## BEGIN
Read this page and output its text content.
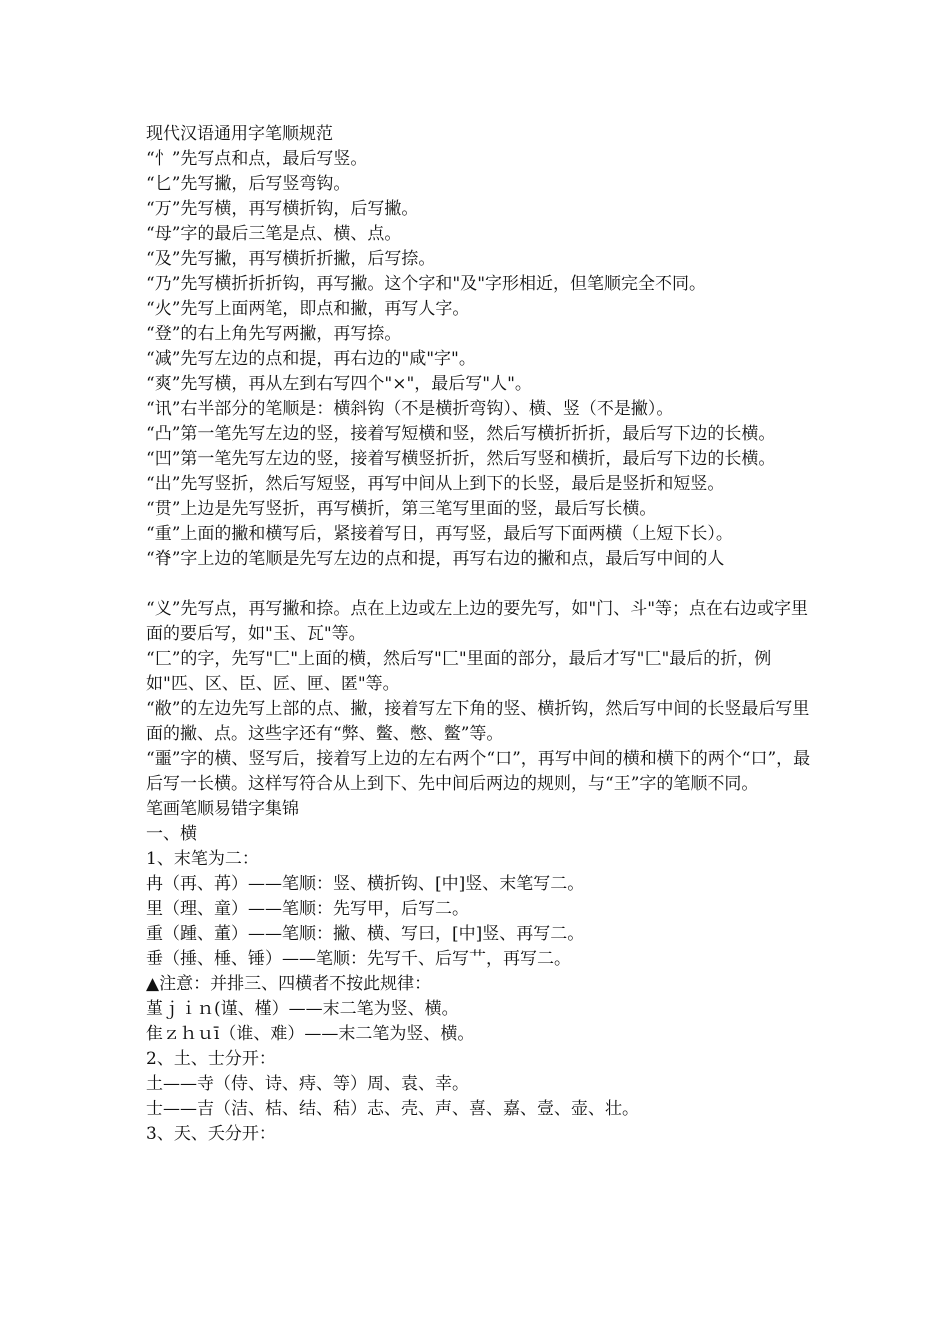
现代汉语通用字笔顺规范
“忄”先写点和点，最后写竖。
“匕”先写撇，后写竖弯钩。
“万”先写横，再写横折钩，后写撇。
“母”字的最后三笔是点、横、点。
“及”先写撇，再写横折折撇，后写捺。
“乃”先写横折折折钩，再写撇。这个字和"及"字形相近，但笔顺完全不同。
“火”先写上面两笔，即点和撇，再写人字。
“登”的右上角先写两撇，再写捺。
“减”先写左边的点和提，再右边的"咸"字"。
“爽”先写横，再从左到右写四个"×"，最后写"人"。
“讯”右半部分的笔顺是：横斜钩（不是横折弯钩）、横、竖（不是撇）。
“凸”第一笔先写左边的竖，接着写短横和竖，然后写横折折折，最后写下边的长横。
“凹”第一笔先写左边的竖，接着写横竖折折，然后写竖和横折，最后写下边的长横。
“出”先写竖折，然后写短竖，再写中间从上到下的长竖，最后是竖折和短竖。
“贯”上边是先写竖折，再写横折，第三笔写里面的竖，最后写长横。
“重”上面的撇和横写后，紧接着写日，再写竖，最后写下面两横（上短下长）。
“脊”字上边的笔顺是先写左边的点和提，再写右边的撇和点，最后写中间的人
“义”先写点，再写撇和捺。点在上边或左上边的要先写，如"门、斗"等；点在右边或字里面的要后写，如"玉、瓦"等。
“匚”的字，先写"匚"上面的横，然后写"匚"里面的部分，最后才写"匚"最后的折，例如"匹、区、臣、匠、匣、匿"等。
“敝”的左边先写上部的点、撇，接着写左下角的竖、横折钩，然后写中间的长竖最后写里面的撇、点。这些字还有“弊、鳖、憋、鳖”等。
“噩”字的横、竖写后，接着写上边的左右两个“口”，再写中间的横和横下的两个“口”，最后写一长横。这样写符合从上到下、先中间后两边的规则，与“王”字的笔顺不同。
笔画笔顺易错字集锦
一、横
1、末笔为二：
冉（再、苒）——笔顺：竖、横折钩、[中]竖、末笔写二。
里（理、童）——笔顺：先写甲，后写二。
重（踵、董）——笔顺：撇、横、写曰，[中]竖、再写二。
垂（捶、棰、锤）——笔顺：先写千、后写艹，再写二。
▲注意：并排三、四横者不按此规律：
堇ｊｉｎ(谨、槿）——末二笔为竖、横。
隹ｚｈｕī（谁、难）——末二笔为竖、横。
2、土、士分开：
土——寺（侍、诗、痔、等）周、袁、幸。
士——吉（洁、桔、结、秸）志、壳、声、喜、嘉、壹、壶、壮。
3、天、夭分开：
## END
## BEGIN
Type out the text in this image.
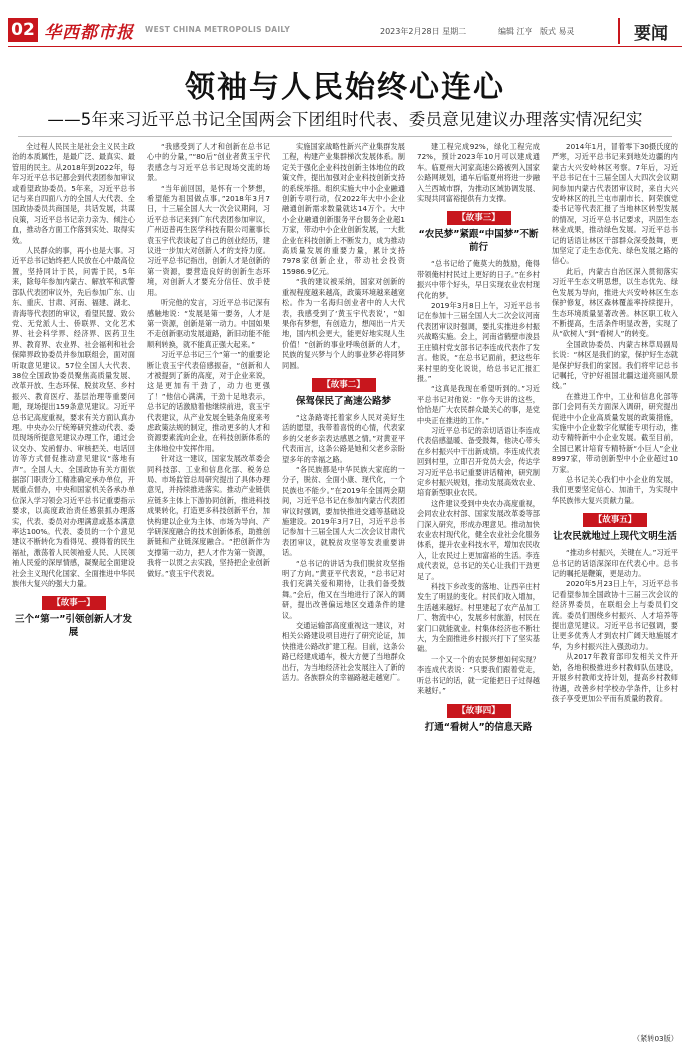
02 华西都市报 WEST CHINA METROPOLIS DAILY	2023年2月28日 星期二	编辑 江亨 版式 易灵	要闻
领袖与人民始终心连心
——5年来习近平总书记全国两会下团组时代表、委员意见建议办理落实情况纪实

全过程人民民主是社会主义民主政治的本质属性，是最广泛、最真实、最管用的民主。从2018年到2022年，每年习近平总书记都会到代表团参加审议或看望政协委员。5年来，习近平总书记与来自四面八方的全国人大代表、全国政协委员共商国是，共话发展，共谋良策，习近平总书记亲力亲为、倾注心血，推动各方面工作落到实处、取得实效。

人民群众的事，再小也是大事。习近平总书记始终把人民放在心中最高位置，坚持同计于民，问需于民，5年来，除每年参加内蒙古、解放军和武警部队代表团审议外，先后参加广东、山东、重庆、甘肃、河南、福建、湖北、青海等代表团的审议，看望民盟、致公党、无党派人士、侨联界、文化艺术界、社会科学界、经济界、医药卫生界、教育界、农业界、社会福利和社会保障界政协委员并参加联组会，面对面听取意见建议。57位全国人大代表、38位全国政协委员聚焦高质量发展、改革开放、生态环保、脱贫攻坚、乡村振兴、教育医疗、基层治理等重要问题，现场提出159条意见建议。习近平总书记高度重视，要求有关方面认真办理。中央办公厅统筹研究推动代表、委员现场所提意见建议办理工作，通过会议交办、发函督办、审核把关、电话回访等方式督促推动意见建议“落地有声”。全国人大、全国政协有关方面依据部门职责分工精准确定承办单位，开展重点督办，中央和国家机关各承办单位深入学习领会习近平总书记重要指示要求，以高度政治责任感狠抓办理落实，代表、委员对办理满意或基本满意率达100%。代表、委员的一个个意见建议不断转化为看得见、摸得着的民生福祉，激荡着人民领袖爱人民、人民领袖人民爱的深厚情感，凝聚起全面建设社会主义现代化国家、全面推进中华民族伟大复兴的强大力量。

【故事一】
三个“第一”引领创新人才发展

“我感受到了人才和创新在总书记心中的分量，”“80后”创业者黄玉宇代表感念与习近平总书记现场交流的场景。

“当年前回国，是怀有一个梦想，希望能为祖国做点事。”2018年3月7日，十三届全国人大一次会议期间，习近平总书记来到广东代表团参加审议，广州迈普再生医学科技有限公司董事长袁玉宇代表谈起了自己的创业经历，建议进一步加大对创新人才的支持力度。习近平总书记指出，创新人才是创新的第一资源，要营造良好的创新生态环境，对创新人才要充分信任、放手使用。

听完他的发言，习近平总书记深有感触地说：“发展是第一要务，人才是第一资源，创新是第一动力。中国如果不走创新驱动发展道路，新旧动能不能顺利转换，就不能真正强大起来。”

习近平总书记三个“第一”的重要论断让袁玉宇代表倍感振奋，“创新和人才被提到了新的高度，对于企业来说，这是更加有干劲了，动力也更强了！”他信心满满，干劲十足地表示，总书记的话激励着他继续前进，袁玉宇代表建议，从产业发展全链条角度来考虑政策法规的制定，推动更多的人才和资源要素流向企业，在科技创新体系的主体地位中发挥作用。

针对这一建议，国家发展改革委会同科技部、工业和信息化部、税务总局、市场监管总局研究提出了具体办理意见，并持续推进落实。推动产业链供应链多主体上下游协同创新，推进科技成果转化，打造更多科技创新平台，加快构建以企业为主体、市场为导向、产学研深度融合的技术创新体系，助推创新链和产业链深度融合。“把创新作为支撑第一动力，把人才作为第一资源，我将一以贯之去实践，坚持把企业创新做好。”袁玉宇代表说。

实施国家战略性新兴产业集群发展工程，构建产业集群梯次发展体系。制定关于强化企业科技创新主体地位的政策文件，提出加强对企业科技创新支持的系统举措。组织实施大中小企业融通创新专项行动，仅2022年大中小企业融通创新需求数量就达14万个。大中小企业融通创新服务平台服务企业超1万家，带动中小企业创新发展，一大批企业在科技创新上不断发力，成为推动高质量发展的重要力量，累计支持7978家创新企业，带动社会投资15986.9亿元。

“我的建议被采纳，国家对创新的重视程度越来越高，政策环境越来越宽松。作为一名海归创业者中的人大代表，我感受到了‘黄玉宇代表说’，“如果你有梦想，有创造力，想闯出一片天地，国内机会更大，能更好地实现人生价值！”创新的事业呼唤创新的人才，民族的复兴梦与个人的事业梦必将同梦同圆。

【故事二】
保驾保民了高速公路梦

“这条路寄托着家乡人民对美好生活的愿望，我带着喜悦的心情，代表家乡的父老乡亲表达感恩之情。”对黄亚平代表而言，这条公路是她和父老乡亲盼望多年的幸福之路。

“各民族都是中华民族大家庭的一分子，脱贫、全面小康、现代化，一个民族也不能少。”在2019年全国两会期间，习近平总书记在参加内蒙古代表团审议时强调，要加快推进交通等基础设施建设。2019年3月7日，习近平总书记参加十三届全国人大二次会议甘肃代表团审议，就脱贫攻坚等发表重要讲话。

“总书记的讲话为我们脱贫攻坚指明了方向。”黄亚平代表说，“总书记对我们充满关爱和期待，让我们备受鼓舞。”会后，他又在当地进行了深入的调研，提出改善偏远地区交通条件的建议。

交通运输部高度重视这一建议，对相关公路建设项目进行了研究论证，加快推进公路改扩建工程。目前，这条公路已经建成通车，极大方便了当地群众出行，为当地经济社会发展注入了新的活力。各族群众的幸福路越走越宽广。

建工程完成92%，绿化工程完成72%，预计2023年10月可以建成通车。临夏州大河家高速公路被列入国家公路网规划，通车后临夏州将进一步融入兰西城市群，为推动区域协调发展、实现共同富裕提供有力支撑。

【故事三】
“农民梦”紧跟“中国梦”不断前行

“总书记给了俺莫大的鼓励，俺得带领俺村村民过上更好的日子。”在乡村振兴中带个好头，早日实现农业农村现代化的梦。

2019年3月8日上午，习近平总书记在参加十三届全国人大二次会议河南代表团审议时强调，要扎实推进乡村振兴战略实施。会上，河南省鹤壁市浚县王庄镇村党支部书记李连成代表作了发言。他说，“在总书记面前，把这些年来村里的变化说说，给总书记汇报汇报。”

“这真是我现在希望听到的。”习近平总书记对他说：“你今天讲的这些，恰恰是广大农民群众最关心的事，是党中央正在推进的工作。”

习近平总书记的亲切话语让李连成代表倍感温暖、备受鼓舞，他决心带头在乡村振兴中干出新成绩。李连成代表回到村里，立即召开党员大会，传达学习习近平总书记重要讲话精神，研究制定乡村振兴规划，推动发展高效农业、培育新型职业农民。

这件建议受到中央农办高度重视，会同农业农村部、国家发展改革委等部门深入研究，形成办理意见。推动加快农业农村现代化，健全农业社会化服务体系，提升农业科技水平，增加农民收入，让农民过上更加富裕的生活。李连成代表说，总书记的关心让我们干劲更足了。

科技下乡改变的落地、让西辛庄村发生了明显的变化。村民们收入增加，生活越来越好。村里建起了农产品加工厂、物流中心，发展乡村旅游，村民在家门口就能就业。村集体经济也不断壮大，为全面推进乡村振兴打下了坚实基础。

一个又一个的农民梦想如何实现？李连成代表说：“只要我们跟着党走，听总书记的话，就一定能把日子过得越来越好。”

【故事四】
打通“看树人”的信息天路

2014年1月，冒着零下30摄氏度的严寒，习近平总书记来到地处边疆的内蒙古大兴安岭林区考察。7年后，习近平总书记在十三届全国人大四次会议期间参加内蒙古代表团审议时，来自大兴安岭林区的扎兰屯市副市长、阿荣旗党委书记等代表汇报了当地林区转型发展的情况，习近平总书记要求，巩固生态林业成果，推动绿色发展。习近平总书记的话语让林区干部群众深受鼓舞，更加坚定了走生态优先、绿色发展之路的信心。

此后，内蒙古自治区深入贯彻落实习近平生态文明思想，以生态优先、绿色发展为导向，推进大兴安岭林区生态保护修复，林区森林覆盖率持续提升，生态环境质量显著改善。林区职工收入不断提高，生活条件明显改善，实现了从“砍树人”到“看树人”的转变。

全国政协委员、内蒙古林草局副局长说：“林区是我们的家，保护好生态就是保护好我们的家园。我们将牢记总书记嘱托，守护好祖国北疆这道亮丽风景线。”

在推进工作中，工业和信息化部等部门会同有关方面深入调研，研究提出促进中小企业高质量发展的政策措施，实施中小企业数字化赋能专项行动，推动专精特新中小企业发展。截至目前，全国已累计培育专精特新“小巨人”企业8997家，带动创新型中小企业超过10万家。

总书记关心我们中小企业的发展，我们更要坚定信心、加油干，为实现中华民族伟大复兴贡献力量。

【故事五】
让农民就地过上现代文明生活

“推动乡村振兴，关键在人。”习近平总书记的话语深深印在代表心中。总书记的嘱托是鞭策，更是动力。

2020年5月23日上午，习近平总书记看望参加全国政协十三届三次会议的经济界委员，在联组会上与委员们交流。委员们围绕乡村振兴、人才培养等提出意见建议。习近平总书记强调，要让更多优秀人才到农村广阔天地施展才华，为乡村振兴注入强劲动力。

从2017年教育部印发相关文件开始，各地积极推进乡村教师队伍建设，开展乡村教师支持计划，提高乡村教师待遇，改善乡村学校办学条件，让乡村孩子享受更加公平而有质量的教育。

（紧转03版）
## END
» **BRIEF**
Pull every line containing "this" out of the data above.

» **COMPLETE ANSWER**
Read this page and output its text content.
Type out the text in this image.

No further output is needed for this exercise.